Task requirements:
Reproduce the material in full, unchanged.

═══

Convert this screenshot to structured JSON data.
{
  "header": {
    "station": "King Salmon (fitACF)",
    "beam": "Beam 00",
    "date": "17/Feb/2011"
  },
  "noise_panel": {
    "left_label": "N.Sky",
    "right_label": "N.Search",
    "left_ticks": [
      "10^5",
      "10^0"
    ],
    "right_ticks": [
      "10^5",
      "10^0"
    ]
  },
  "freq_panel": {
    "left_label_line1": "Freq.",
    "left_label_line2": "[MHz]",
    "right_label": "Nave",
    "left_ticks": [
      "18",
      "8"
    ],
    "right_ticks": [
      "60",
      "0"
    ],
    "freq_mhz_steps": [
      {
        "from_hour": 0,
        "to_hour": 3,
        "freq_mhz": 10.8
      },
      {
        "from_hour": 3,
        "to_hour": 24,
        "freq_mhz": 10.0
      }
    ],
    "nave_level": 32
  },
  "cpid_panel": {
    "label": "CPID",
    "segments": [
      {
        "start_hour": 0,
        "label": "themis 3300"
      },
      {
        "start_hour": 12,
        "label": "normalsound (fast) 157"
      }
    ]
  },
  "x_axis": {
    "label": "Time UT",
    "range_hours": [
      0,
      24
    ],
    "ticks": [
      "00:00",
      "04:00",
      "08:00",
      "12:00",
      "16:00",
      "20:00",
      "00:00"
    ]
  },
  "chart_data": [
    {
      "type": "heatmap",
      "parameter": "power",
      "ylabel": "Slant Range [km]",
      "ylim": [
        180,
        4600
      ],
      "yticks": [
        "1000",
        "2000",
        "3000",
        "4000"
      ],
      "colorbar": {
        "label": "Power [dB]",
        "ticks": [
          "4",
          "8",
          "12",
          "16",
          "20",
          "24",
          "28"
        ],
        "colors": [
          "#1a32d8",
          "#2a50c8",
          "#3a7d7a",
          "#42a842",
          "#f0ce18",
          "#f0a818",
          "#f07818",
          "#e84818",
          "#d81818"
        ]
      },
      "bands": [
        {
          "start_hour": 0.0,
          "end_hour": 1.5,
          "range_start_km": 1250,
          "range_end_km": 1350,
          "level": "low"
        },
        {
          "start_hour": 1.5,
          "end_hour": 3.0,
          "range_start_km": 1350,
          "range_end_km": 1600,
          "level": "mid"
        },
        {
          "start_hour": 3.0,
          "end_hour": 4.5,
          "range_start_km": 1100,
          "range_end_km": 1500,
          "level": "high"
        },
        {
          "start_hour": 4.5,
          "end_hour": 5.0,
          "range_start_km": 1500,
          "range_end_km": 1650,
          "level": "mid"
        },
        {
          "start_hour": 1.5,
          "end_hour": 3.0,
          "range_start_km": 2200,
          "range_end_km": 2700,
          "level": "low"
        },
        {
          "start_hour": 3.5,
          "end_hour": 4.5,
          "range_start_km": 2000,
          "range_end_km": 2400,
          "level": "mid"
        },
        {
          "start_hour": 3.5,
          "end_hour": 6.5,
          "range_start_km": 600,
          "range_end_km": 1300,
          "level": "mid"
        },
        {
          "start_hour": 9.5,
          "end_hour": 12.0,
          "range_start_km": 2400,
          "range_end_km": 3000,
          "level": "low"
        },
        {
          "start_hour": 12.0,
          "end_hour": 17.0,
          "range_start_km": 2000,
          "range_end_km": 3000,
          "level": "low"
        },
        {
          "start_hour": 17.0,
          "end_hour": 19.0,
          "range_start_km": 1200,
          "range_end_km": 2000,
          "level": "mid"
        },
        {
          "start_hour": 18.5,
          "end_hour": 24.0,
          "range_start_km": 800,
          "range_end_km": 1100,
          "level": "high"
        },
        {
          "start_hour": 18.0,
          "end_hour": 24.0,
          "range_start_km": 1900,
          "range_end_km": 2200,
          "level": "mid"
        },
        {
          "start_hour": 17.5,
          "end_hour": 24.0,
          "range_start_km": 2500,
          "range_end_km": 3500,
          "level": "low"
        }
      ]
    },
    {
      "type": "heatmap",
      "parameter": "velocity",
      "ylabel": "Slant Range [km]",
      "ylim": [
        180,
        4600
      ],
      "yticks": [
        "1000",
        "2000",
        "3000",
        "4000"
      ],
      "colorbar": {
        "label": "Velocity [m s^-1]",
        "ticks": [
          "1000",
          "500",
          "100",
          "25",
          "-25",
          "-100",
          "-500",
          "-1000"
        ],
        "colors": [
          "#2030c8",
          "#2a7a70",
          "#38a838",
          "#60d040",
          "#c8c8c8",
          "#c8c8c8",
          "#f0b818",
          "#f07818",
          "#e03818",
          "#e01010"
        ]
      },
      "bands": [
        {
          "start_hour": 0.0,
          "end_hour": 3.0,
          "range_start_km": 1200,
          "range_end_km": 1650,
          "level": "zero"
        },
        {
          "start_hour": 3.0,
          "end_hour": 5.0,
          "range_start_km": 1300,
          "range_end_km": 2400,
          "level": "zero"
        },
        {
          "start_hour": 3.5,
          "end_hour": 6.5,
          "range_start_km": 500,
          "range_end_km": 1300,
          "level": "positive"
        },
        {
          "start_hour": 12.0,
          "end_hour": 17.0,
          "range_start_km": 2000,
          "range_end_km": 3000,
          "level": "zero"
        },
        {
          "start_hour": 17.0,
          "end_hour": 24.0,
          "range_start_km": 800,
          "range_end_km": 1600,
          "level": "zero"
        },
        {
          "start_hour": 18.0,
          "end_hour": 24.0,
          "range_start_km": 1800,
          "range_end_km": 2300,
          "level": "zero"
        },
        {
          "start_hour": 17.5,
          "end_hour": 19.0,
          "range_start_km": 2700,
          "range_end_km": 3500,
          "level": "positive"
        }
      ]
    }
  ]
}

═══

Solution to this task:
Convert this screenshot to structured JSON data.
{
  "header": {
    "station": "King Salmon (fitACF)",
    "beam": "Beam 00",
    "date": "17/Feb/2011"
  },
  "noise_panel": {
    "left_label": "N.Sky",
    "right_label": "N.Search",
    "left_ticks": [
      "10^5",
      "10^0"
    ],
    "right_ticks": [
      "10^5",
      "10^0"
    ]
  },
  "freq_panel": {
    "left_label_line1": "Freq.",
    "left_label_line2": "[MHz]",
    "right_label": "Nave",
    "left_ticks": [
      "18",
      "8"
    ],
    "right_ticks": [
      "60",
      "0"
    ],
    "freq_mhz_steps": [
      {
        "from_hour": 0,
        "to_hour": 3,
        "freq_mhz": 10.8
      },
      {
        "from_hour": 3,
        "to_hour": 24,
        "freq_mhz": 10.0
      }
    ],
    "nave_level": 32
  },
  "cpid_panel": {
    "label": "CPID",
    "segments": [
      {
        "start_hour": 0,
        "label": "themis 3300"
      },
      {
        "start_hour": 12,
        "label": "normalsound (fast) 157"
      }
    ]
  },
  "x_axis": {
    "label": "Time UT",
    "range_hours": [
      0,
      24
    ],
    "ticks": [
      "00:00",
      "04:00",
      "08:00",
      "12:00",
      "16:00",
      "20:00",
      "00:00"
    ]
  },
  "chart_data": [
    {
      "type": "heatmap",
      "parameter": "power",
      "ylabel": "Slant Range [km]",
      "ylim": [
        180,
        4600
      ],
      "yticks": [
        "1000",
        "2000",
        "3000",
        "4000"
      ],
      "colorbar": {
        "label": "Power [dB]",
        "ticks": [
          "4",
          "8",
          "12",
          "16",
          "20",
          "24",
          "28"
        ],
        "colors": [
          "#1a32d8",
          "#2a50c8",
          "#3a7d7a",
          "#42a842",
          "#f0ce18",
          "#f0a818",
          "#f07818",
          "#e84818",
          "#d81818"
        ]
      },
      "bands": [
        {
          "start_hour": 0.0,
          "end_hour": 1.5,
          "range_start_km": 1250,
          "range_end_km": 1350,
          "level": "low"
        },
        {
          "start_hour": 1.5,
          "end_hour": 3.0,
          "range_start_km": 1350,
          "range_end_km": 1600,
          "level": "mid"
        },
        {
          "start_hour": 3.0,
          "end_hour": 4.5,
          "range_start_km": 1100,
          "range_end_km": 1500,
          "level": "high"
        },
        {
          "start_hour": 4.5,
          "end_hour": 5.0,
          "range_start_km": 1500,
          "range_end_km": 1650,
          "level": "mid"
        },
        {
          "start_hour": 1.5,
          "end_hour": 3.0,
          "range_start_km": 2200,
          "range_end_km": 2700,
          "level": "low"
        },
        {
          "start_hour": 3.5,
          "end_hour": 4.5,
          "range_start_km": 2000,
          "range_end_km": 2400,
          "level": "mid"
        },
        {
          "start_hour": 3.5,
          "end_hour": 6.5,
          "range_start_km": 600,
          "range_end_km": 1300,
          "level": "mid"
        },
        {
          "start_hour": 9.5,
          "end_hour": 12.0,
          "range_start_km": 2400,
          "range_end_km": 3000,
          "level": "low"
        },
        {
          "start_hour": 12.0,
          "end_hour": 17.0,
          "range_start_km": 2000,
          "range_end_km": 3000,
          "level": "low"
        },
        {
          "start_hour": 17.0,
          "end_hour": 19.0,
          "range_start_km": 1200,
          "range_end_km": 2000,
          "level": "mid"
        },
        {
          "start_hour": 18.5,
          "end_hour": 24.0,
          "range_start_km": 800,
          "range_end_km": 1100,
          "level": "high"
        },
        {
          "start_hour": 18.0,
          "end_hour": 24.0,
          "range_start_km": 1900,
          "range_end_km": 2200,
          "level": "mid"
        },
        {
          "start_hour": 17.5,
          "end_hour": 24.0,
          "range_start_km": 2500,
          "range_end_km": 3500,
          "level": "low"
        }
      ]
    },
    {
      "type": "heatmap",
      "parameter": "velocity",
      "ylabel": "Slant Range [km]",
      "ylim": [
        180,
        4600
      ],
      "yticks": [
        "1000",
        "2000",
        "3000",
        "4000"
      ],
      "colorbar": {
        "label": "Velocity [m s^-1]",
        "ticks": [
          "1000",
          "500",
          "100",
          "25",
          "-25",
          "-100",
          "-500",
          "-1000"
        ],
        "colors": [
          "#2030c8",
          "#2a7a70",
          "#38a838",
          "#60d040",
          "#c8c8c8",
          "#c8c8c8",
          "#f0b818",
          "#f07818",
          "#e03818",
          "#e01010"
        ]
      },
      "bands": [
        {
          "start_hour": 0.0,
          "end_hour": 3.0,
          "range_start_km": 1200,
          "range_end_km": 1650,
          "level": "zero"
        },
        {
          "start_hour": 3.0,
          "end_hour": 5.0,
          "range_start_km": 1300,
          "range_end_km": 2400,
          "level": "zero"
        },
        {
          "start_hour": 3.5,
          "end_hour": 6.5,
          "range_start_km": 500,
          "range_end_km": 1300,
          "level": "positive"
        },
        {
          "start_hour": 12.0,
          "end_hour": 17.0,
          "range_start_km": 2000,
          "range_end_km": 3000,
          "level": "zero"
        },
        {
          "start_hour": 17.0,
          "end_hour": 24.0,
          "range_start_km": 800,
          "range_end_km": 1600,
          "level": "zero"
        },
        {
          "start_hour": 18.0,
          "end_hour": 24.0,
          "range_start_km": 1800,
          "range_end_km": 2300,
          "level": "zero"
        },
        {
          "start_hour": 17.5,
          "end_hour": 19.0,
          "range_start_km": 2700,
          "range_end_km": 3500,
          "level": "positive"
        }
      ]
    }
  ]
}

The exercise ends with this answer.